◆ What is asked: Return the whole listing exactly as it stands.

^^^^^^^^^^^^^^^^

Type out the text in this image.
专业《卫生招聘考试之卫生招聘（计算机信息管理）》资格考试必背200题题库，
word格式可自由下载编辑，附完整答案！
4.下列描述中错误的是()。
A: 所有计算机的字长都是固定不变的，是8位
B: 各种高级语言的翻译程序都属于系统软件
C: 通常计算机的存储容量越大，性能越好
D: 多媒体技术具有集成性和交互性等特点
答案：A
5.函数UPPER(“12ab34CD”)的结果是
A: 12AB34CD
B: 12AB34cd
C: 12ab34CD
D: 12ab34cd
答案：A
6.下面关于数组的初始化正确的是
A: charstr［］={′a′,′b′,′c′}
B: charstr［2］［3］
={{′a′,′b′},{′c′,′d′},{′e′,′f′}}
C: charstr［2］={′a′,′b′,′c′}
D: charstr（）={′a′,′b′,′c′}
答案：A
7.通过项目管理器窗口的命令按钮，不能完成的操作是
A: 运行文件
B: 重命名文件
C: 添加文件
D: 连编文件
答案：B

^^^^^^^^^^^^^^^^

◆ Worked answer:
Type out the text in this image.
专业《卫生招聘考试之卫生招聘（计算机信息管理）》资格考试必背200题题库，
word格式可自由下载编辑，附完整答案！
4.下列描述中错误的是()。
A: 所有计算机的字长都是固定不变的，是8位
B: 各种高级语言的翻译程序都属于系统软件
C: 通常计算机的存储容量越大，性能越好
D: 多媒体技术具有集成性和交互性等特点
答案：A
5.函数UPPER(“12ab34CD”)的结果是
A: 12AB34CD
B: 12AB34cd
C: 12ab34CD
D: 12ab34cd
答案：A
6.下面关于数组的初始化正确的是
A: charstr［］={′a′,′b′,′c′}
B: charstr［2］［3］
={{′a′,′b′},{′c′,′d′},{′e′,′f′}}
C: charstr［2］={′a′,′b′,′c′}
D: charstr（）={′a′,′b′,′c′}
答案：A
7.通过项目管理器窗口的命令按钮，不能完成的操作是
A: 运行文件
B: 重命名文件
C: 添加文件
D: 连编文件
答案：B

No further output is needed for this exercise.